_MATERIAL PROVIDED_:

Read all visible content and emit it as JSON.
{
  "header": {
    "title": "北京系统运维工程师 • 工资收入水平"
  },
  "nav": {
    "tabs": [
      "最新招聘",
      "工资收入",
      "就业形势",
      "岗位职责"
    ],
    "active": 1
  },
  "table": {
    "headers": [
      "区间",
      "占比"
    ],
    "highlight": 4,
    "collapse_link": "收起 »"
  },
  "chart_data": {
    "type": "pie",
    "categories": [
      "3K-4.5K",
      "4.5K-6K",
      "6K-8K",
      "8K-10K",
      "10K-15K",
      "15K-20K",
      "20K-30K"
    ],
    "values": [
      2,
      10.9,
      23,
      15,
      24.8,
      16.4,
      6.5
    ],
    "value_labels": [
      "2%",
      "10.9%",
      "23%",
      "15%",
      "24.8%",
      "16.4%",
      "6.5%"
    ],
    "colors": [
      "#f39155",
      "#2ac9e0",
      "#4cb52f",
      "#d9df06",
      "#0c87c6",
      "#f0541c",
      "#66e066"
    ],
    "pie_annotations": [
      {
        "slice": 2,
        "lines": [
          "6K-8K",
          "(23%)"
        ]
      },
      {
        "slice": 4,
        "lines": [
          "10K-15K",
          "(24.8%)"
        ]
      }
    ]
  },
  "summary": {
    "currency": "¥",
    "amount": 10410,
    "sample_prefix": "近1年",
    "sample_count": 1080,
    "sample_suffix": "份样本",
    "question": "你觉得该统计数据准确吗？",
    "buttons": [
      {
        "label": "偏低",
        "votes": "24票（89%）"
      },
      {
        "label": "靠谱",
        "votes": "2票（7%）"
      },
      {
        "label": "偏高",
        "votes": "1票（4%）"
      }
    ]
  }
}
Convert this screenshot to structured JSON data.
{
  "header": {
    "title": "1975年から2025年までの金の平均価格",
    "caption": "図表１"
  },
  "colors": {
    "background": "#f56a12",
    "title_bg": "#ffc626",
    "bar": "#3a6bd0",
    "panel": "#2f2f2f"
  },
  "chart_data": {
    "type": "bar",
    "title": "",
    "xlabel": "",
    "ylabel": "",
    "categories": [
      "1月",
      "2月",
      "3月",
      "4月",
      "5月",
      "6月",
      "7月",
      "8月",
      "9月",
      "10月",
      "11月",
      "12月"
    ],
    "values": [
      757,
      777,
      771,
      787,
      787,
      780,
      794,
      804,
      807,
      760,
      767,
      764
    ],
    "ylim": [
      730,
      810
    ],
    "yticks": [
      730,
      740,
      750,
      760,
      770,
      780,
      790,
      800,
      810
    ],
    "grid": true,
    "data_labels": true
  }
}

_WHAT IS ASKED_: Return the material in full, exactly as shown.

_EXERCISE OUTPUT_:
Read all visible content and emit it as JSON.
{
  "header": {
    "title": "北京系统运维工程师 • 工资收入水平"
  },
  "nav": {
    "tabs": [
      "最新招聘",
      "工资收入",
      "就业形势",
      "岗位职责"
    ],
    "active": 1
  },
  "table": {
    "headers": [
      "区间",
      "占比"
    ],
    "highlight": 4,
    "collapse_link": "收起 »"
  },
  "chart_data": {
    "type": "pie",
    "categories": [
      "3K-4.5K",
      "4.5K-6K",
      "6K-8K",
      "8K-10K",
      "10K-15K",
      "15K-20K",
      "20K-30K"
    ],
    "values": [
      2,
      10.9,
      23,
      15,
      24.8,
      16.4,
      6.5
    ],
    "value_labels": [
      "2%",
      "10.9%",
      "23%",
      "15%",
      "24.8%",
      "16.4%",
      "6.5%"
    ],
    "colors": [
      "#f39155",
      "#2ac9e0",
      "#4cb52f",
      "#d9df06",
      "#0c87c6",
      "#f0541c",
      "#66e066"
    ],
    "pie_annotations": [
      {
        "slice": 2,
        "lines": [
          "6K-8K",
          "(23%)"
        ]
      },
      {
        "slice": 4,
        "lines": [
          "10K-15K",
          "(24.8%)"
        ]
      }
    ]
  },
  "summary": {
    "currency": "¥",
    "amount": 10410,
    "sample_prefix": "近1年",
    "sample_count": 1080,
    "sample_suffix": "份样本",
    "question": "你觉得该统计数据准确吗？",
    "buttons": [
      {
        "label": "偏低",
        "votes": "24票（89%）"
      },
      {
        "label": "靠谱",
        "votes": "2票（7%）"
      },
      {
        "label": "偏高",
        "votes": "1票（4%）"
      }
    ]
  }
}
Convert this screenshot to structured JSON data.
{
  "header": {
    "title": "1975年から2025年までの金の平均価格",
    "caption": "図表１"
  },
  "colors": {
    "background": "#f56a12",
    "title_bg": "#ffc626",
    "bar": "#3a6bd0",
    "panel": "#2f2f2f"
  },
  "chart_data": {
    "type": "bar",
    "title": "",
    "xlabel": "",
    "ylabel": "",
    "categories": [
      "1月",
      "2月",
      "3月",
      "4月",
      "5月",
      "6月",
      "7月",
      "8月",
      "9月",
      "10月",
      "11月",
      "12月"
    ],
    "values": [
      757,
      777,
      771,
      787,
      787,
      780,
      794,
      804,
      807,
      760,
      767,
      764
    ],
    "ylim": [
      730,
      810
    ],
    "yticks": [
      730,
      740,
      750,
      760,
      770,
      780,
      790,
      800,
      810
    ],
    "grid": true,
    "data_labels": true
  }
}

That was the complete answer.